Exercise directions: From the entries below, gather every line containing the string "исследования".

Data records
————

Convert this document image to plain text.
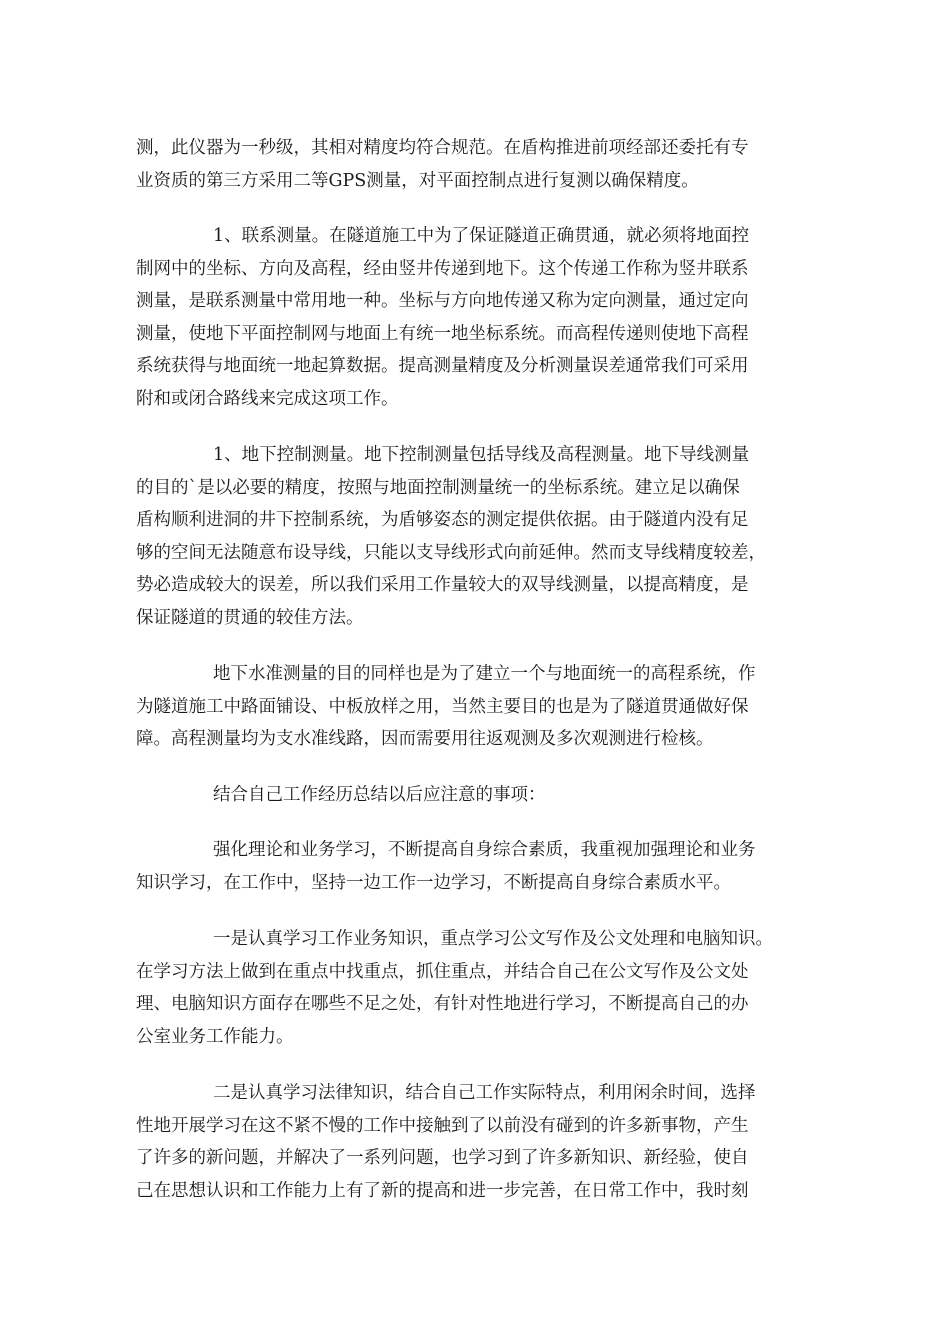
测，此仪器为一秒级，其相对精度均符合规范。在盾构推进前项经部还委托有专
业资质的第三方采用二等GPS测量，对平面控制点进行复测以确保精度。

1、联系测量。在隧道施工中为了保证隧道正确贯通，就必须将地面控
制网中的坐标、方向及高程，经由竖井传递到地下。这个传递工作称为竖井联系
测量，是联系测量中常用地一种。坐标与方向地传递又称为定向测量，通过定向
测量，使地下平面控制网与地面上有统一地坐标系统。而高程传递则使地下高程
系统获得与地面统一地起算数据。提高测量精度及分析测量误差通常我们可采用
附和或闭合路线来完成这项工作。

1、地下控制测量。地下控制测量包括导线及高程测量。地下导线测量
的目的`是以必要的精度，按照与地面控制测量统一的坐标系统。建立足以确保
盾构顺利进洞的井下控制系统，为盾够姿态的测定提供依据。由于隧道内没有足
够的空间无法随意布设导线，只能以支导线形式向前延伸。然而支导线精度较差，
势必造成较大的误差，所以我们采用工作量较大的双导线测量，以提高精度，是
保证隧道的贯通的较佳方法。

地下水准测量的目的同样也是为了建立一个与地面统一的高程系统，作
为隧道施工中路面铺设、中板放样之用，当然主要目的也是为了隧道贯通做好保
障。高程测量均为支水准线路，因而需要用往返观测及多次观测进行检核。

结合自己工作经历总结以后应注意的事项：

强化理论和业务学习，不断提高自身综合素质，我重视加强理论和业务
知识学习，在工作中，坚持一边工作一边学习，不断提高自身综合素质水平。

一是认真学习工作业务知识，重点学习公文写作及公文处理和电脑知识。
在学习方法上做到在重点中找重点，抓住重点，并结合自己在公文写作及公文处
理、电脑知识方面存在哪些不足之处，有针对性地进行学习，不断提高自己的办
公室业务工作能力。

二是认真学习法律知识，结合自己工作实际特点，利用闲余时间，选择
性地开展学习在这不紧不慢的工作中接触到了以前没有碰到的许多新事物，产生
了许多的新问题，并解决了一系列问题，也学习到了许多新知识、新经验，使自
己在思想认识和工作能力上有了新的提高和进一步完善，在日常工作中，我时刻
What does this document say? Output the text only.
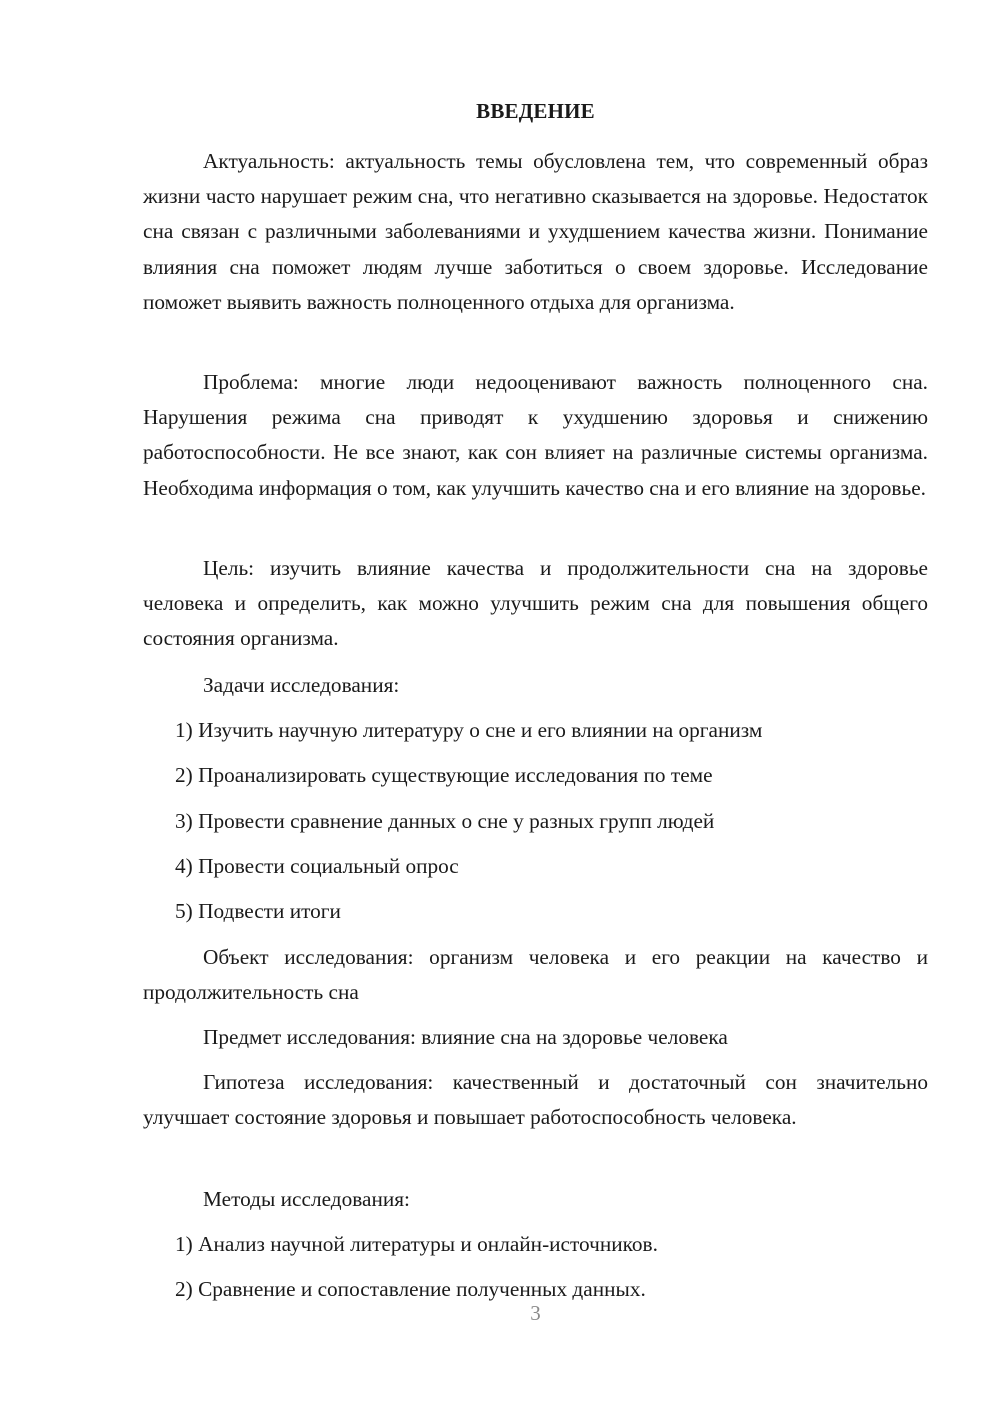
ВВЕДЕНИЕ

Актуальность: актуальность темы обусловлена тем, что современный образ жизни часто нарушает режим сна, что негативно сказывается на здоровье. Недостаток сна связан с различными заболеваниями и ухудшением качества жизни. Понимание влияния сна поможет людям лучше заботиться о своем здоровье. Исследование поможет выявить важность полноценного отдыха для организма.

Проблема: многие люди недооценивают важность полноценного сна. Нарушения режима сна приводят к ухудшению здоровья и снижению работоспособности. Не все знают, как сон влияет на различные системы организма. Необходима информация о том, как улучшить качество сна и его влияние на здоровье.

Цель: изучить влияние качества и продолжительности сна на здоровье человека и определить, как можно улучшить режим сна для повышения общего состояния организма.

Задачи исследования:

1) Изучить научную литературу о сне и его влиянии на организм

2) Проанализировать существующие исследования по теме

3) Провести сравнение данных о сне у разных групп людей

4) Провести социальный опрос

5) Подвести итоги

Объект исследования: организм человека и его реакции на качество и продолжительность сна

Предмет исследования: влияние сна на здоровье человека

Гипотеза исследования: качественный и достаточный сон значительно улучшает состояние здоровья и повышает работоспособность человека.

Методы исследования:

1) Анализ научной литературы и онлайн-источников.

2) Сравнение и сопоставление полученных данных.

3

————

The reply:
Задачи исследования:
2) Проанализировать существующие исследования по теме
Объект исследования: организм человека и его реакции на качество и продолжительность сна
Предмет исследования: влияние сна на здоровье человека
Гипотеза исследования: качественный и достаточный сон значительно улучшает состояние здоровья и повышает работоспособность человека.
Методы исследования:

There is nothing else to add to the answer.